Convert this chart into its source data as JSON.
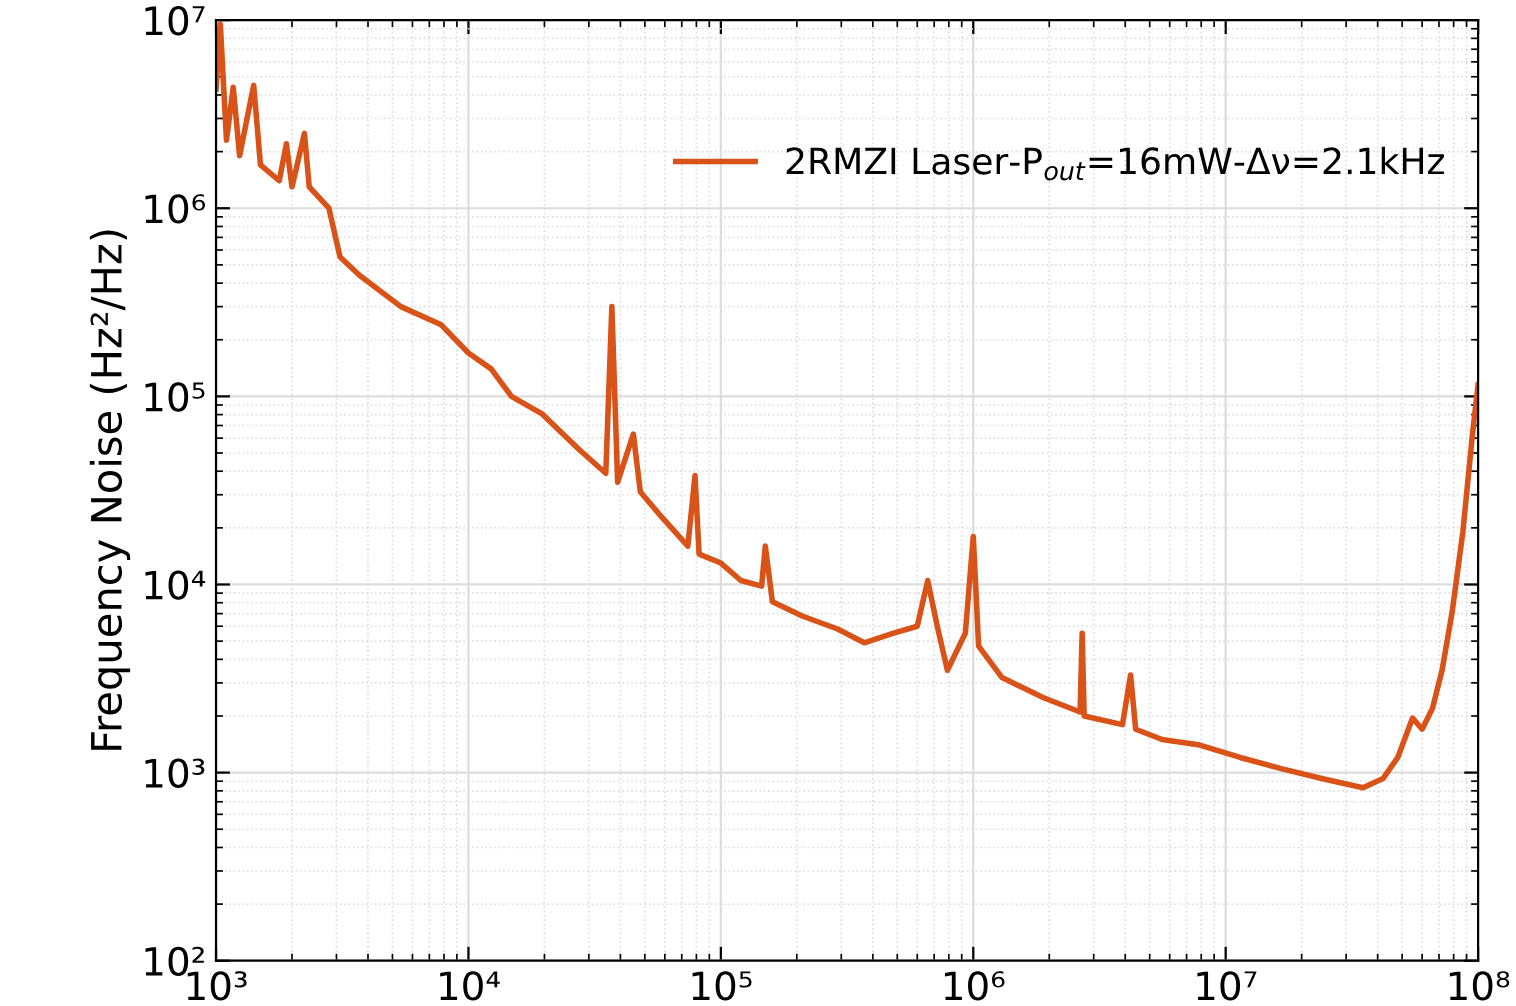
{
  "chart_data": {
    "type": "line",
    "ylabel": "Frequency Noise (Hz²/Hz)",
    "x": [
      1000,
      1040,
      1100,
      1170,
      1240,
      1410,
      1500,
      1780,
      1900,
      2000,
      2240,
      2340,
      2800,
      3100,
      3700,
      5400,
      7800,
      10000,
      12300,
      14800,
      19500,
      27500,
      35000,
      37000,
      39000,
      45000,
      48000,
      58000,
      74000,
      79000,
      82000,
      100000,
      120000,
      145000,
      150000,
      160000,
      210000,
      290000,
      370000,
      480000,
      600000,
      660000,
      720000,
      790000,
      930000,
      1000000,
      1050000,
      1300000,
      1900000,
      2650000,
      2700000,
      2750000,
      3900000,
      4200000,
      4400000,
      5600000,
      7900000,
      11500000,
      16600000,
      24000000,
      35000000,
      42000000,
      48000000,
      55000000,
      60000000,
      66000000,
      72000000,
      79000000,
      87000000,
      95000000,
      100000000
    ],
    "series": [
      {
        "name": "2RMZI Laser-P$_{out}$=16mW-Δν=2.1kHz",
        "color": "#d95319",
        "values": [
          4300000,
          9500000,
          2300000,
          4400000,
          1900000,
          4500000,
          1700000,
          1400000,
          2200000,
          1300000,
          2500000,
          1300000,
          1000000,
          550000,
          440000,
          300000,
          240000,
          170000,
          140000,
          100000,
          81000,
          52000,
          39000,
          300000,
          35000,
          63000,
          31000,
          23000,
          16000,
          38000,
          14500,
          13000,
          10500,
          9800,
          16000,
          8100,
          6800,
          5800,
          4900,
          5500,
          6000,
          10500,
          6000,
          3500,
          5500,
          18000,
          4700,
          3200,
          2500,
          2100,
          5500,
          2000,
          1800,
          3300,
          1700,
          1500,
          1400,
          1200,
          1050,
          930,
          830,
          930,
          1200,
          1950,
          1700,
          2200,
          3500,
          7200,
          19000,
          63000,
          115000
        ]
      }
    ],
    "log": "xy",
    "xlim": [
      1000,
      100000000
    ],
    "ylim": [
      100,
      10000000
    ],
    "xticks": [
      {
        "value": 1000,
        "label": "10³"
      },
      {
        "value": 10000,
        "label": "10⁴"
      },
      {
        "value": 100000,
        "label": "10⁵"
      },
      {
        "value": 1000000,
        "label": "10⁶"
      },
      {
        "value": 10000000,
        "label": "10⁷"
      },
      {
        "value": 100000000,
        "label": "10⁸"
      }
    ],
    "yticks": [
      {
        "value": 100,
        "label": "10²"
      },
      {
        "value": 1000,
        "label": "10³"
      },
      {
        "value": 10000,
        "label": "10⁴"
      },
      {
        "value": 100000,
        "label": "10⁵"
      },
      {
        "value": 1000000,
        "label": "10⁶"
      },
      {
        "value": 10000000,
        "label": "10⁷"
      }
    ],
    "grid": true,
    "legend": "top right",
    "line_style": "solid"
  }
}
★ ★ ★ ★ ★
(Problem) Retype all of the entries exactly as written, leaving out any images.

(Solution below)
Convert this chart into its source data as JSON.
{
  "chart_data": {
    "type": "line",
    "ylabel": "Frequency Noise (Hz²/Hz)",
    "x": [
      1000,
      1040,
      1100,
      1170,
      1240,
      1410,
      1500,
      1780,
      1900,
      2000,
      2240,
      2340,
      2800,
      3100,
      3700,
      5400,
      7800,
      10000,
      12300,
      14800,
      19500,
      27500,
      35000,
      37000,
      39000,
      45000,
      48000,
      58000,
      74000,
      79000,
      82000,
      100000,
      120000,
      145000,
      150000,
      160000,
      210000,
      290000,
      370000,
      480000,
      600000,
      660000,
      720000,
      790000,
      930000,
      1000000,
      1050000,
      1300000,
      1900000,
      2650000,
      2700000,
      2750000,
      3900000,
      4200000,
      4400000,
      5600000,
      7900000,
      11500000,
      16600000,
      24000000,
      35000000,
      42000000,
      48000000,
      55000000,
      60000000,
      66000000,
      72000000,
      79000000,
      87000000,
      95000000,
      100000000
    ],
    "series": [
      {
        "name": "2RMZI Laser-P$_{out}$=16mW-Δν=2.1kHz",
        "color": "#d95319",
        "values": [
          4300000,
          9500000,
          2300000,
          4400000,
          1900000,
          4500000,
          1700000,
          1400000,
          2200000,
          1300000,
          2500000,
          1300000,
          1000000,
          550000,
          440000,
          300000,
          240000,
          170000,
          140000,
          100000,
          81000,
          52000,
          39000,
          300000,
          35000,
          63000,
          31000,
          23000,
          16000,
          38000,
          14500,
          13000,
          10500,
          9800,
          16000,
          8100,
          6800,
          5800,
          4900,
          5500,
          6000,
          10500,
          6000,
          3500,
          5500,
          18000,
          4700,
          3200,
          2500,
          2100,
          5500,
          2000,
          1800,
          3300,
          1700,
          1500,
          1400,
          1200,
          1050,
          930,
          830,
          930,
          1200,
          1950,
          1700,
          2200,
          3500,
          7200,
          19000,
          63000,
          115000
        ]
      }
    ],
    "log": "xy",
    "xlim": [
      1000,
      100000000
    ],
    "ylim": [
      100,
      10000000
    ],
    "xticks": [
      {
        "value": 1000,
        "label": "10³"
      },
      {
        "value": 10000,
        "label": "10⁴"
      },
      {
        "value": 100000,
        "label": "10⁵"
      },
      {
        "value": 1000000,
        "label": "10⁶"
      },
      {
        "value": 10000000,
        "label": "10⁷"
      },
      {
        "value": 100000000,
        "label": "10⁸"
      }
    ],
    "yticks": [
      {
        "value": 100,
        "label": "10²"
      },
      {
        "value": 1000,
        "label": "10³"
      },
      {
        "value": 10000,
        "label": "10⁴"
      },
      {
        "value": 100000,
        "label": "10⁵"
      },
      {
        "value": 1000000,
        "label": "10⁶"
      },
      {
        "value": 10000000,
        "label": "10⁷"
      }
    ],
    "grid": true,
    "legend": "top right",
    "line_style": "solid"
  }
}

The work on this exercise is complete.